## Records about charts and figures
********

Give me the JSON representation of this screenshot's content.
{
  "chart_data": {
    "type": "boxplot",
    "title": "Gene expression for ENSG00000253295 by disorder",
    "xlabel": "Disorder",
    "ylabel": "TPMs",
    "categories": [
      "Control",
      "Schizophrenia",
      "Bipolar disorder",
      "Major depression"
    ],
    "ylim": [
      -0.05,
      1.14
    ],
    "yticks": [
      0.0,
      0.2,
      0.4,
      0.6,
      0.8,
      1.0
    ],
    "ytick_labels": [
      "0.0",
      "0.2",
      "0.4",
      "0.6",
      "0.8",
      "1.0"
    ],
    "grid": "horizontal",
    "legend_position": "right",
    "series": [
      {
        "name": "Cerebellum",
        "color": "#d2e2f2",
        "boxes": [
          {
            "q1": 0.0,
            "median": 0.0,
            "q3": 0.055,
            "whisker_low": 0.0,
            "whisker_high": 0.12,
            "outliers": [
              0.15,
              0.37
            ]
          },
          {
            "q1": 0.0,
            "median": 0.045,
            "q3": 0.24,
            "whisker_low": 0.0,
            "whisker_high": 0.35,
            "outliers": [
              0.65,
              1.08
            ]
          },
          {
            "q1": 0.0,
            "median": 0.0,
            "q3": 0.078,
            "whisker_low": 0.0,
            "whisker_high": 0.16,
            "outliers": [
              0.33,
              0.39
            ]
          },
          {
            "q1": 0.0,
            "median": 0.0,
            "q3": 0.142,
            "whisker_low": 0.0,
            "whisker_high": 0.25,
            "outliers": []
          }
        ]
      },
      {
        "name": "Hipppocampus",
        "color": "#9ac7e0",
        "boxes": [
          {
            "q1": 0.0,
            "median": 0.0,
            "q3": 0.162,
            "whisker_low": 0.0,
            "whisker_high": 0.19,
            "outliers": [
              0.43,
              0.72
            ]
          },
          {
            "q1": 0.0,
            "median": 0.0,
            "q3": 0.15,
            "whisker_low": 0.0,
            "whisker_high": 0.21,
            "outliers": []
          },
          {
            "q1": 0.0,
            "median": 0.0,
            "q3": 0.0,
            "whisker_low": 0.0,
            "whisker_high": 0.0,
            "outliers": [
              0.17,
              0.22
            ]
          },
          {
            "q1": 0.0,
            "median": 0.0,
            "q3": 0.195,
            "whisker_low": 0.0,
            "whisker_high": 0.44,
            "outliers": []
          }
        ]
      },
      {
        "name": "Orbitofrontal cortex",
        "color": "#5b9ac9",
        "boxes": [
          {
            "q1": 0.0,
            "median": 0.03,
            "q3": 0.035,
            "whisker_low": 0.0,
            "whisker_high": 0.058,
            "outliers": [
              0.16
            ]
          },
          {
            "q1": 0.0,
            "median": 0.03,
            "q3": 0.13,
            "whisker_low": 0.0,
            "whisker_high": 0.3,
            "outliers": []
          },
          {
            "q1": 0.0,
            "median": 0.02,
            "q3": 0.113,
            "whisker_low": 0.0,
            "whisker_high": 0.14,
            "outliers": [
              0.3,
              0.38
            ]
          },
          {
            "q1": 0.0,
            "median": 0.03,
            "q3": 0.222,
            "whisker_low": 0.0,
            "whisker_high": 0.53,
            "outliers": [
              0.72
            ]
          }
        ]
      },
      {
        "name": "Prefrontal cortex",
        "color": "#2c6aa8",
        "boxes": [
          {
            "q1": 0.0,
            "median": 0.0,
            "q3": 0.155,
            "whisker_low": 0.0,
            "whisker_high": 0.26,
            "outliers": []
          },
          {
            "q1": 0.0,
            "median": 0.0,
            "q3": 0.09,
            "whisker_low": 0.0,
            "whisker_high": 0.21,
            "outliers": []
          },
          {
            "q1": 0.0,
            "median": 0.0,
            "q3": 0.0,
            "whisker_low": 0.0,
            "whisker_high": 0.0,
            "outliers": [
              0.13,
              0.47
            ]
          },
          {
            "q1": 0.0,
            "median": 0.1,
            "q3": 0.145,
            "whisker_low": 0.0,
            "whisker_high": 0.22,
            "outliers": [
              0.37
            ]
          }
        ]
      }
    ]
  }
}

********

## What you should do
Transcribe all the entries, keeping each one exactly as it is.

## Result of the exercise
Give me the JSON representation of this screenshot's content.
{
  "chart_data": {
    "type": "boxplot",
    "title": "Gene expression for ENSG00000253295 by disorder",
    "xlabel": "Disorder",
    "ylabel": "TPMs",
    "categories": [
      "Control",
      "Schizophrenia",
      "Bipolar disorder",
      "Major depression"
    ],
    "ylim": [
      -0.05,
      1.14
    ],
    "yticks": [
      0.0,
      0.2,
      0.4,
      0.6,
      0.8,
      1.0
    ],
    "ytick_labels": [
      "0.0",
      "0.2",
      "0.4",
      "0.6",
      "0.8",
      "1.0"
    ],
    "grid": "horizontal",
    "legend_position": "right",
    "series": [
      {
        "name": "Cerebellum",
        "color": "#d2e2f2",
        "boxes": [
          {
            "q1": 0.0,
            "median": 0.0,
            "q3": 0.055,
            "whisker_low": 0.0,
            "whisker_high": 0.12,
            "outliers": [
              0.15,
              0.37
            ]
          },
          {
            "q1": 0.0,
            "median": 0.045,
            "q3": 0.24,
            "whisker_low": 0.0,
            "whisker_high": 0.35,
            "outliers": [
              0.65,
              1.08
            ]
          },
          {
            "q1": 0.0,
            "median": 0.0,
            "q3": 0.078,
            "whisker_low": 0.0,
            "whisker_high": 0.16,
            "outliers": [
              0.33,
              0.39
            ]
          },
          {
            "q1": 0.0,
            "median": 0.0,
            "q3": 0.142,
            "whisker_low": 0.0,
            "whisker_high": 0.25,
            "outliers": []
          }
        ]
      },
      {
        "name": "Hipppocampus",
        "color": "#9ac7e0",
        "boxes": [
          {
            "q1": 0.0,
            "median": 0.0,
            "q3": 0.162,
            "whisker_low": 0.0,
            "whisker_high": 0.19,
            "outliers": [
              0.43,
              0.72
            ]
          },
          {
            "q1": 0.0,
            "median": 0.0,
            "q3": 0.15,
            "whisker_low": 0.0,
            "whisker_high": 0.21,
            "outliers": []
          },
          {
            "q1": 0.0,
            "median": 0.0,
            "q3": 0.0,
            "whisker_low": 0.0,
            "whisker_high": 0.0,
            "outliers": [
              0.17,
              0.22
            ]
          },
          {
            "q1": 0.0,
            "median": 0.0,
            "q3": 0.195,
            "whisker_low": 0.0,
            "whisker_high": 0.44,
            "outliers": []
          }
        ]
      },
      {
        "name": "Orbitofrontal cortex",
        "color": "#5b9ac9",
        "boxes": [
          {
            "q1": 0.0,
            "median": 0.03,
            "q3": 0.035,
            "whisker_low": 0.0,
            "whisker_high": 0.058,
            "outliers": [
              0.16
            ]
          },
          {
            "q1": 0.0,
            "median": 0.03,
            "q3": 0.13,
            "whisker_low": 0.0,
            "whisker_high": 0.3,
            "outliers": []
          },
          {
            "q1": 0.0,
            "median": 0.02,
            "q3": 0.113,
            "whisker_low": 0.0,
            "whisker_high": 0.14,
            "outliers": [
              0.3,
              0.38
            ]
          },
          {
            "q1": 0.0,
            "median": 0.03,
            "q3": 0.222,
            "whisker_low": 0.0,
            "whisker_high": 0.53,
            "outliers": [
              0.72
            ]
          }
        ]
      },
      {
        "name": "Prefrontal cortex",
        "color": "#2c6aa8",
        "boxes": [
          {
            "q1": 0.0,
            "median": 0.0,
            "q3": 0.155,
            "whisker_low": 0.0,
            "whisker_high": 0.26,
            "outliers": []
          },
          {
            "q1": 0.0,
            "median": 0.0,
            "q3": 0.09,
            "whisker_low": 0.0,
            "whisker_high": 0.21,
            "outliers": []
          },
          {
            "q1": 0.0,
            "median": 0.0,
            "q3": 0.0,
            "whisker_low": 0.0,
            "whisker_high": 0.0,
            "outliers": [
              0.13,
              0.47
            ]
          },
          {
            "q1": 0.0,
            "median": 0.1,
            "q3": 0.145,
            "whisker_low": 0.0,
            "whisker_high": 0.22,
            "outliers": [
              0.37
            ]
          }
        ]
      }
    ]
  }
}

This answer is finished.